== Dataset entries ==
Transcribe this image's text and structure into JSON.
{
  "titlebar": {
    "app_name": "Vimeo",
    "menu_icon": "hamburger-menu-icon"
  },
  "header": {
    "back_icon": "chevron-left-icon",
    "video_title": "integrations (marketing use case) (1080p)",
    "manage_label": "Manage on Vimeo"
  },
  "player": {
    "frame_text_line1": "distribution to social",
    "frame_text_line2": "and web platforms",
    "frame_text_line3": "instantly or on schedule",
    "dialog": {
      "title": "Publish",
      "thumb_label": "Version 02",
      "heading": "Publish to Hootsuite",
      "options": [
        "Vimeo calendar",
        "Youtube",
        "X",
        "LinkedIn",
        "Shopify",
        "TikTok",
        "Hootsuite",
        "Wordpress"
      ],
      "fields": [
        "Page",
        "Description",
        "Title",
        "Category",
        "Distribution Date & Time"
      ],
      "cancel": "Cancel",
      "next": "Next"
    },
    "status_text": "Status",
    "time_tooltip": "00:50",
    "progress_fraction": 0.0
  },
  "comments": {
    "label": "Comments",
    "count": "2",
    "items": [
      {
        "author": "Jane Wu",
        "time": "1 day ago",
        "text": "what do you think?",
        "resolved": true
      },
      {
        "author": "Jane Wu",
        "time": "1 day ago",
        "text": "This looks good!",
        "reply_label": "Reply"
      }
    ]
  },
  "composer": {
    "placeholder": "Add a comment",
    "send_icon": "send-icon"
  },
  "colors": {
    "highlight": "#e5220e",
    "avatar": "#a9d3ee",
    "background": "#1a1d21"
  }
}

== What is asked ==
Reproduce all of the material above word for word.

== Exercise answer ==
Transcribe this image's text and structure into JSON.
{
  "titlebar": {
    "app_name": "Vimeo",
    "menu_icon": "hamburger-menu-icon"
  },
  "header": {
    "back_icon": "chevron-left-icon",
    "video_title": "integrations (marketing use case) (1080p)",
    "manage_label": "Manage on Vimeo"
  },
  "player": {
    "frame_text_line1": "distribution to social",
    "frame_text_line2": "and web platforms",
    "frame_text_line3": "instantly or on schedule",
    "dialog": {
      "title": "Publish",
      "thumb_label": "Version 02",
      "heading": "Publish to Hootsuite",
      "options": [
        "Vimeo calendar",
        "Youtube",
        "X",
        "LinkedIn",
        "Shopify",
        "TikTok",
        "Hootsuite",
        "Wordpress"
      ],
      "fields": [
        "Page",
        "Description",
        "Title",
        "Category",
        "Distribution Date & Time"
      ],
      "cancel": "Cancel",
      "next": "Next"
    },
    "status_text": "Status",
    "time_tooltip": "00:50",
    "progress_fraction": 0.0
  },
  "comments": {
    "label": "Comments",
    "count": "2",
    "items": [
      {
        "author": "Jane Wu",
        "time": "1 day ago",
        "text": "what do you think?",
        "resolved": true
      },
      {
        "author": "Jane Wu",
        "time": "1 day ago",
        "text": "This looks good!",
        "reply_label": "Reply"
      }
    ]
  },
  "composer": {
    "placeholder": "Add a comment",
    "send_icon": "send-icon"
  },
  "colors": {
    "highlight": "#e5220e",
    "avatar": "#a9d3ee",
    "background": "#1a1d21"
  }
}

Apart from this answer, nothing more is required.